- What needs to be done
Identify each line below that contains the word "structured", and copy it out.

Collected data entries
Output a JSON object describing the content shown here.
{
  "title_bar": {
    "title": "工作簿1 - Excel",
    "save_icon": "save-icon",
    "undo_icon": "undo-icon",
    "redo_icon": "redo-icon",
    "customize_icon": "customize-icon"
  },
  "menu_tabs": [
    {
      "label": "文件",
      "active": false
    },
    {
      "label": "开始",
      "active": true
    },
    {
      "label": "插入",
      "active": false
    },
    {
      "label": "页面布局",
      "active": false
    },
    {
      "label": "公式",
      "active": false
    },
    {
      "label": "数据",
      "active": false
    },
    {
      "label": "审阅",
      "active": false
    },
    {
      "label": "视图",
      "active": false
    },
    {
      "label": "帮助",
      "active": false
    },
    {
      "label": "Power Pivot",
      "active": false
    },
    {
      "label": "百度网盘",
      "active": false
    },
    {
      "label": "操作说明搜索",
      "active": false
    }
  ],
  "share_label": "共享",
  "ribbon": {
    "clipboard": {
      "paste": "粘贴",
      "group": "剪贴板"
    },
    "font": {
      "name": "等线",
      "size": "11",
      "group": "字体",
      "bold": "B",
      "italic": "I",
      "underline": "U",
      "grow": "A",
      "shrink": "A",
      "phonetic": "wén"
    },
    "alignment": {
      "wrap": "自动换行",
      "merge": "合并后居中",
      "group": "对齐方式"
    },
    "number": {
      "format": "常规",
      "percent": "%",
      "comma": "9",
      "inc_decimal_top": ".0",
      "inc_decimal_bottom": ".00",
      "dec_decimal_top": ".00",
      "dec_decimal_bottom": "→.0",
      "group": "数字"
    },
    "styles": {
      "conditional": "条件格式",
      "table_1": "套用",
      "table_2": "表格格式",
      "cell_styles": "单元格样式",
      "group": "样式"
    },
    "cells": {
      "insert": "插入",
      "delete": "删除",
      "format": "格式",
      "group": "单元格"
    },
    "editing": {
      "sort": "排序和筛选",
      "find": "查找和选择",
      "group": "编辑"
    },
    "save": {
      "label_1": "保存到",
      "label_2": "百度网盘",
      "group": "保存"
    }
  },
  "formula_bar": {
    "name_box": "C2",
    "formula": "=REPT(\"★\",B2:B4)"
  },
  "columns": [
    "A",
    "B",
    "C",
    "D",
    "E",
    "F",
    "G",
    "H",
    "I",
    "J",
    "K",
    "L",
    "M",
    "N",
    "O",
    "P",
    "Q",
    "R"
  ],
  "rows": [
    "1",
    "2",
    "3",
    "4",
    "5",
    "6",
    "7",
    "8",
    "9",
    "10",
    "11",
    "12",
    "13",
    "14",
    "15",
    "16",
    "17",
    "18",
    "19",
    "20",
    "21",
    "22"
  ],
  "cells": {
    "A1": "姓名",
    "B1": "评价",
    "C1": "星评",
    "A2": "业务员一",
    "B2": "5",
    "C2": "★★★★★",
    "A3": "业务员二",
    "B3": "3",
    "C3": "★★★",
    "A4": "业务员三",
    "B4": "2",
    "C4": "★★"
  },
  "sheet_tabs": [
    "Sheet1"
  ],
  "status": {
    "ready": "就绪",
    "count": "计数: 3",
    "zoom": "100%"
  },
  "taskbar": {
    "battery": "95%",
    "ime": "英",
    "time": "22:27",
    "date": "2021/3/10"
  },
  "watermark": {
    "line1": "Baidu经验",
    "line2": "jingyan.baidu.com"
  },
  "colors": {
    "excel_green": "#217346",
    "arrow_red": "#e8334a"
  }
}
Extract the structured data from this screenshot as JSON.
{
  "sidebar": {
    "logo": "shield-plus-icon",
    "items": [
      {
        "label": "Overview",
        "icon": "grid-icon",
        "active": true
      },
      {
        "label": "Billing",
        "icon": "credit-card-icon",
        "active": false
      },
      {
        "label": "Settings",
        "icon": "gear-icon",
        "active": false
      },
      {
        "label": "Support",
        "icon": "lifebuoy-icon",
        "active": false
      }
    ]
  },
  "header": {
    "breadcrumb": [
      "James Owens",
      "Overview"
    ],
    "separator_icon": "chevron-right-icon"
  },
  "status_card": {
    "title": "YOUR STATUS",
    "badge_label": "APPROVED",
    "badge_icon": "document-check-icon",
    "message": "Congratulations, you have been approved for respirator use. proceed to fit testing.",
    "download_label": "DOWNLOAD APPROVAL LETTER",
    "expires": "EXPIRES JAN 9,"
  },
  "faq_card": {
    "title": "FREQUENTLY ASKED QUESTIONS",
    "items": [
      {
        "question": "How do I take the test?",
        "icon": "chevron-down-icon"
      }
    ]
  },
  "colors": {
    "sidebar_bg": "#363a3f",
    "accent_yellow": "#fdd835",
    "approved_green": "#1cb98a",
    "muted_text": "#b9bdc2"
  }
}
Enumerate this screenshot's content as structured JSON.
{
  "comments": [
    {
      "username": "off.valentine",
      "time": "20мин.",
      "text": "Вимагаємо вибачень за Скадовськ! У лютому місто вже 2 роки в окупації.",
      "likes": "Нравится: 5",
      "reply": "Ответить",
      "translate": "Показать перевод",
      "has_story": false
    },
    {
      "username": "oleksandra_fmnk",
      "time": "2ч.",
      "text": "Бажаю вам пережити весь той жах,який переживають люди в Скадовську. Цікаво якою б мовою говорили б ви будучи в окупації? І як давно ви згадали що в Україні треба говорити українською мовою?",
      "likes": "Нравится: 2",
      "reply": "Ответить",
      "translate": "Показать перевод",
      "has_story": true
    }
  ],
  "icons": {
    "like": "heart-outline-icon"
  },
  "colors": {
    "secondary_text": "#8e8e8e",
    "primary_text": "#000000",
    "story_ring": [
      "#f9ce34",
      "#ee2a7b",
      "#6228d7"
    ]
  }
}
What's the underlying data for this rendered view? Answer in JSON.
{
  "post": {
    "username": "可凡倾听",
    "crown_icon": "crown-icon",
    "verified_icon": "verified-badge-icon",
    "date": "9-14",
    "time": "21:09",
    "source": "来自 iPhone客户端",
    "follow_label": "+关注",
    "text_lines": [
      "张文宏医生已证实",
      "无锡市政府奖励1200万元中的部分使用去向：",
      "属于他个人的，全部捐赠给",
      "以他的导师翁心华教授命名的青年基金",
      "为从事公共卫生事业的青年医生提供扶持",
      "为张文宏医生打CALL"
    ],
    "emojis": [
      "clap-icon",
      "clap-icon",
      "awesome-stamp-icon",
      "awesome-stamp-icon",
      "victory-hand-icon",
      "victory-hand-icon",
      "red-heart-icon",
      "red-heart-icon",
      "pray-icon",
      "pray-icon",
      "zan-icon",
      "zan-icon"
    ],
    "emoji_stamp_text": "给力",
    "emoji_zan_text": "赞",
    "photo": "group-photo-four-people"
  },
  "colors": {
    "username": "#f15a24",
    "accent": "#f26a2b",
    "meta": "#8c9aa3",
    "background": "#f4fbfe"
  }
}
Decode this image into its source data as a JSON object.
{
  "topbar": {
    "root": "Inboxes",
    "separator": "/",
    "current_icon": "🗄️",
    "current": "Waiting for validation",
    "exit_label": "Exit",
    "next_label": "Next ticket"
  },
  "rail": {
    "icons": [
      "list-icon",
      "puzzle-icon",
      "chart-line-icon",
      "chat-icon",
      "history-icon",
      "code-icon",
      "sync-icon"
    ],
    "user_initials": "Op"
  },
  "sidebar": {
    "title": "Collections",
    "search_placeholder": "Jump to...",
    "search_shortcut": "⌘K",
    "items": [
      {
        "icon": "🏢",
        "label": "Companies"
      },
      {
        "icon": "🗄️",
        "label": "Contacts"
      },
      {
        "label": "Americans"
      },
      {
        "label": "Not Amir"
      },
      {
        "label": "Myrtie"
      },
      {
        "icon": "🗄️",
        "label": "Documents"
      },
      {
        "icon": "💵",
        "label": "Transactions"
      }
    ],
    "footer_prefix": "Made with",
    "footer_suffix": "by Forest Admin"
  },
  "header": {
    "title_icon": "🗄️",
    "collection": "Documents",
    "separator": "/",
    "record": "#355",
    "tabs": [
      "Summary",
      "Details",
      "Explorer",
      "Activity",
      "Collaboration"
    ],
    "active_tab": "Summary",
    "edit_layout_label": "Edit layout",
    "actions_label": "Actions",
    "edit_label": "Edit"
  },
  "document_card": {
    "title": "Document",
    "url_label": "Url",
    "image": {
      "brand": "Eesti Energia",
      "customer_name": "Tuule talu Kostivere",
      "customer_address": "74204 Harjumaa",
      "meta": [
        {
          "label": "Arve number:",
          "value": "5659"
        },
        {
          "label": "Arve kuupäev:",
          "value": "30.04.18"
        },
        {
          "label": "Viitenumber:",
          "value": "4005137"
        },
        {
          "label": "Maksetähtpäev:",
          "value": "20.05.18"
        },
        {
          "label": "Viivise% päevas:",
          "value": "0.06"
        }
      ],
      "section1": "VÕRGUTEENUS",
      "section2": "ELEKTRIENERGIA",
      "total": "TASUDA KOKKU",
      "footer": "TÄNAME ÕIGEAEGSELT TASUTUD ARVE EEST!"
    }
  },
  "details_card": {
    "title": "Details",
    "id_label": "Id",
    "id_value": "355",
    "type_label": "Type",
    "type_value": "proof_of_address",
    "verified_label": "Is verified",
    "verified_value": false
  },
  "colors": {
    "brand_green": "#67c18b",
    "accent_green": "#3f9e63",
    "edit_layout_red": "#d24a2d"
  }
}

- Task output
Extract the structured data from this screenshot as JSON.
Enumerate this screenshot's content as structured JSON.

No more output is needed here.